[Records of where elements appear]
--- --- ---

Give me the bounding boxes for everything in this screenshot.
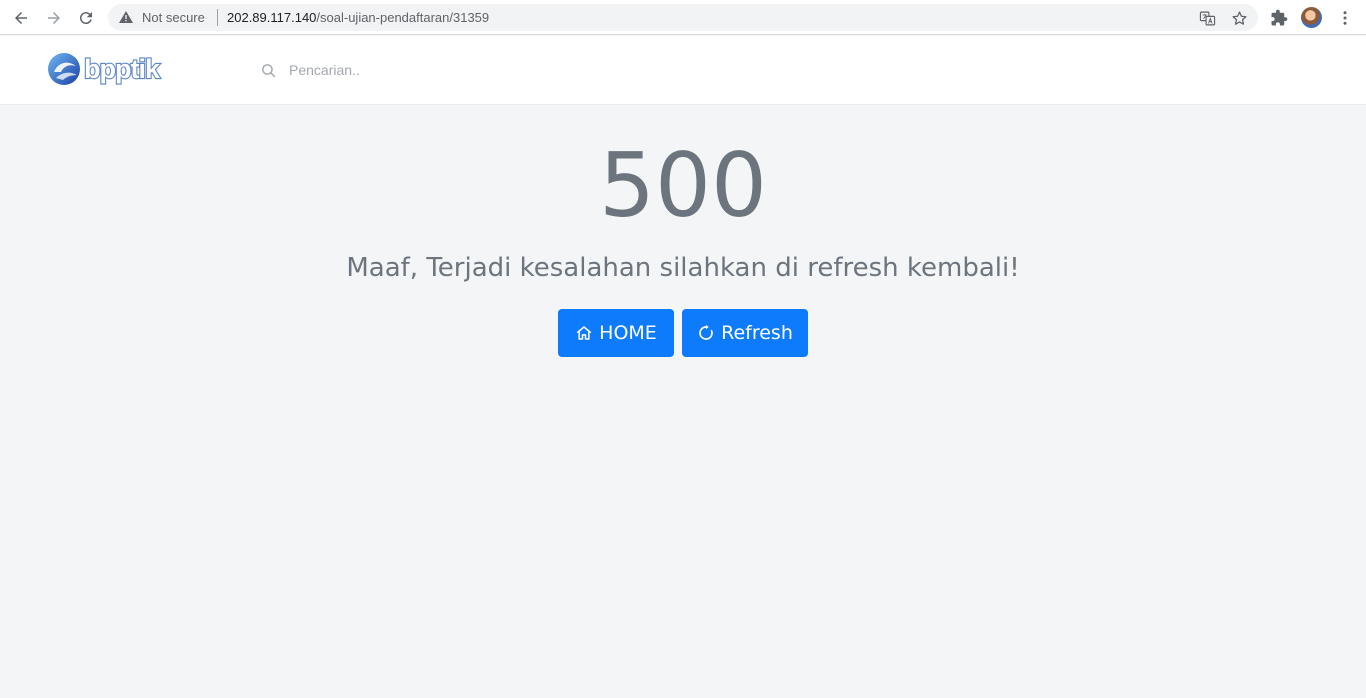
site-header: bpptik (0, 36, 1366, 105)
profile-avatar[interactable] (1301, 7, 1322, 28)
reload-icon (79, 12, 92, 25)
refresh-icon (699, 324, 713, 340)
security-status[interactable]: Not secure (142, 10, 205, 25)
url-text[interactable]: 202.89.117.140/soal-ujian-pendaftaran/31… (227, 10, 489, 25)
arrow-right-icon (48, 12, 60, 24)
logo-wordmark: bpptik (84, 54, 161, 84)
extensions-button[interactable] (1269, 8, 1289, 28)
puzzle-icon (1271, 9, 1288, 26)
refresh-button[interactable]: Refresh (682, 309, 808, 357)
arrow-left-icon (15, 12, 27, 24)
bookmark-button[interactable] (1230, 9, 1248, 27)
error-message: Maaf, Terjadi kesalahan silahkan di refr… (346, 253, 1020, 283)
search-input[interactable] (289, 58, 589, 82)
more-vertical-icon (1343, 11, 1347, 25)
refresh-button-label: Refresh (721, 322, 793, 344)
star-icon (1231, 10, 1247, 25)
error-code: 500 (599, 134, 767, 237)
translate-button[interactable] (1198, 9, 1216, 27)
bpptik-logo[interactable]: bpptik (46, 50, 186, 88)
back-button[interactable] (8, 5, 34, 31)
home-button[interactable]: HOME (558, 309, 674, 357)
warning-icon[interactable] (118, 9, 134, 25)
address-bar[interactable]: Not secure 202.89.117.140/soal-ujian-pen… (108, 4, 1258, 31)
url-host: 202.89.117.140 (227, 10, 317, 25)
search-icon (262, 64, 276, 78)
translate-icon (1199, 11, 1215, 25)
omnibox-divider (217, 9, 218, 26)
home-button-label: HOME (599, 322, 657, 344)
home-icon (576, 326, 592, 340)
browser-toolbar: Not secure 202.89.117.140/soal-ujian-pen… (0, 0, 1366, 35)
browser-menu-button[interactable] (1335, 8, 1355, 28)
reload-button[interactable] (73, 5, 99, 31)
forward-button[interactable] (41, 5, 67, 31)
url-path: /soal-ujian-pendaftaran/31359 (316, 10, 490, 25)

--- --- ---

DO THIS
Write out the records again with each "Not secure" replaced by "Insecure" and everything else unchanged. Leave out the pictures.

WRITTEN RESPONSE
Give me the bounding boxes for everything in this screenshot.
site-header: bpptik (0, 36, 1366, 105)
profile-avatar[interactable] (1301, 7, 1322, 28)
reload-icon (79, 12, 92, 25)
refresh-icon (699, 324, 713, 340)
security-status[interactable]: Insecure (142, 10, 205, 25)
url-text[interactable]: 202.89.117.140/soal-ujian-pendaftaran/31… (227, 10, 489, 25)
arrow-right-icon (48, 12, 60, 24)
logo-wordmark: bpptik (84, 54, 161, 84)
extensions-button[interactable] (1269, 8, 1289, 28)
puzzle-icon (1271, 9, 1288, 26)
refresh-button[interactable]: Refresh (682, 309, 808, 357)
arrow-left-icon (15, 12, 27, 24)
bookmark-button[interactable] (1230, 9, 1248, 27)
error-message: Maaf, Terjadi kesalahan silahkan di refr… (346, 253, 1020, 283)
search-input[interactable] (289, 58, 589, 82)
more-vertical-icon (1343, 11, 1347, 25)
refresh-button-label: Refresh (721, 322, 793, 344)
star-icon (1231, 10, 1247, 25)
error-code: 500 (599, 134, 767, 237)
translate-button[interactable] (1198, 9, 1216, 27)
bpptik-logo[interactable]: bpptik (46, 50, 186, 88)
back-button[interactable] (8, 5, 34, 31)
home-button[interactable]: HOME (558, 309, 674, 357)
warning-icon[interactable] (118, 9, 134, 25)
address-bar[interactable]: Insecure 202.89.117.140/soal-ujian-pen… (108, 4, 1258, 31)
url-host: 202.89.117.140 (227, 10, 317, 25)
search-icon (262, 64, 276, 78)
translate-icon (1199, 11, 1215, 25)
omnibox-divider (217, 9, 218, 26)
home-button-label: HOME (599, 322, 657, 344)
home-icon (576, 326, 592, 340)
browser-toolbar: Insecure 202.89.117.140/soal-ujian-pen… (0, 0, 1366, 35)
browser-menu-button[interactable] (1335, 8, 1355, 28)
reload-button[interactable] (73, 5, 99, 31)
forward-button[interactable] (41, 5, 67, 31)
url-path: /soal-ujian-pendaftaran/31359 (316, 10, 490, 25)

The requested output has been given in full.